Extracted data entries
* begin *
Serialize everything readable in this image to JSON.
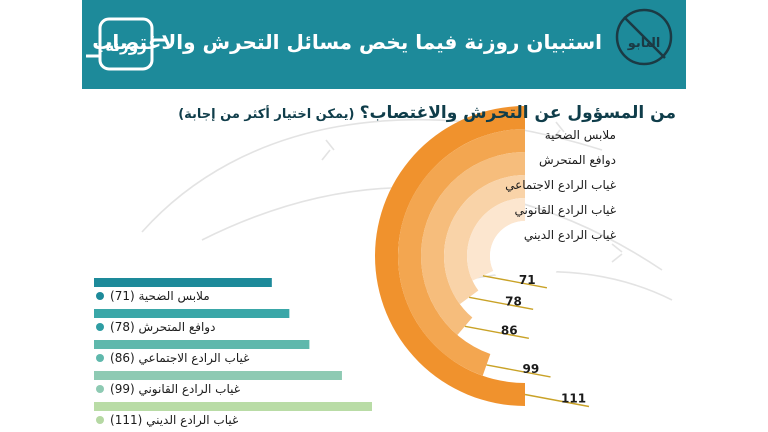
{
  "header": {
    "title": "استبيان روزنة فيما يخص مسائل التحرش والاغتصاب",
    "logo_left_text": "التابو",
    "logo_right_text": "روزنة"
  },
  "question": {
    "main": "من المسؤول عن التحرش والاغتصاب؟",
    "note": "(يمكن اختيار أكثر من إجابة)"
  },
  "colors": {
    "header_bg": "#1d8a9a",
    "bar_colors": [
      "#1d8a9a",
      "#3aa7a8",
      "#5fb8ac",
      "#8ecab3",
      "#b9dca6"
    ],
    "arc_colors": [
      "#f0922d",
      "#f3a650",
      "#f6bd7c",
      "#f9d3a8",
      "#fce6cf"
    ],
    "bullet_colors": [
      "#1d8a9a",
      "#2e9da3",
      "#5fb8ac",
      "#8ecab3",
      "#b5d8a3"
    ],
    "gold": "#c9a227"
  },
  "chart_data": {
    "type": "bar",
    "categories": [
      "ملابس الضحية",
      "دوافع المتحرش",
      "غياب الرادع الاجتماعي",
      "غياب الرادع القانوني",
      "غياب الرادع الديني"
    ],
    "values": [
      71,
      78,
      86,
      99,
      111
    ],
    "bar_labels": [
      "ملابس الضحية (71)",
      "دوافع المتحرش (78)",
      "غياب الرادع الاجتماعي (86)",
      "غياب الرادع القانوني (99)",
      "غياب الرادع الديني (111)"
    ],
    "arc_value_labels": [
      "71",
      "78",
      "86",
      "99",
      "111"
    ],
    "legend": [
      "ملابس الضحية",
      "دوافع المتحرش",
      "غياب الرادع الاجتماعي",
      "غياب الرادع القانوني",
      "غياب الرادع الديني"
    ],
    "title": "من المسؤول عن التحرش والاغتصاب؟",
    "xlabel": "",
    "ylabel": ""
  }
}
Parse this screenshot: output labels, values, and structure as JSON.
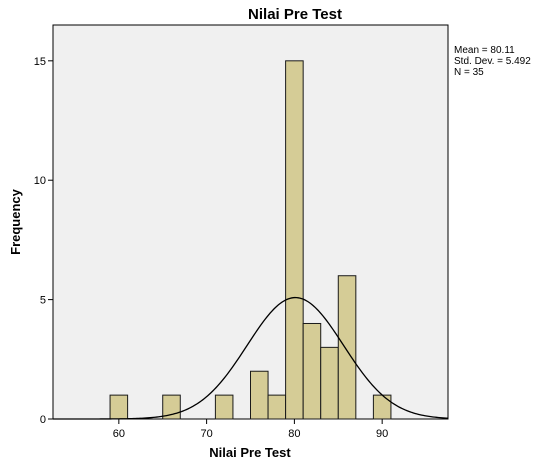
* end *
__WHAT YOU NEED TO DO__
Images must not appear in the copy; reproduce everything else in the records verbatim.

__ANSWER TO THIS TASK__
Serialize everything readable in this image to JSON.
{
  "header": {
    "title": "استبيان روزنة فيما يخص مسائل التحرش والاغتصاب",
    "logo_left_text": "التابو",
    "logo_right_text": "روزنة"
  },
  "question": {
    "main": "من المسؤول عن التحرش والاغتصاب؟",
    "note": "(يمكن اختيار أكثر من إجابة)"
  },
  "colors": {
    "header_bg": "#1d8a9a",
    "bar_colors": [
      "#1d8a9a",
      "#3aa7a8",
      "#5fb8ac",
      "#8ecab3",
      "#b9dca6"
    ],
    "arc_colors": [
      "#f0922d",
      "#f3a650",
      "#f6bd7c",
      "#f9d3a8",
      "#fce6cf"
    ],
    "bullet_colors": [
      "#1d8a9a",
      "#2e9da3",
      "#5fb8ac",
      "#8ecab3",
      "#b5d8a3"
    ],
    "gold": "#c9a227"
  },
  "chart_data": {
    "type": "bar",
    "categories": [
      "ملابس الضحية",
      "دوافع المتحرش",
      "غياب الرادع الاجتماعي",
      "غياب الرادع القانوني",
      "غياب الرادع الديني"
    ],
    "values": [
      71,
      78,
      86,
      99,
      111
    ],
    "bar_labels": [
      "ملابس الضحية (71)",
      "دوافع المتحرش (78)",
      "غياب الرادع الاجتماعي (86)",
      "غياب الرادع القانوني (99)",
      "غياب الرادع الديني (111)"
    ],
    "arc_value_labels": [
      "71",
      "78",
      "86",
      "99",
      "111"
    ],
    "legend": [
      "ملابس الضحية",
      "دوافع المتحرش",
      "غياب الرادع الاجتماعي",
      "غياب الرادع القانوني",
      "غياب الرادع الديني"
    ],
    "title": "من المسؤول عن التحرش والاغتصاب؟",
    "xlabel": "",
    "ylabel": ""
  }
}
Parse this screenshot: output labels, values, and structure as JSON.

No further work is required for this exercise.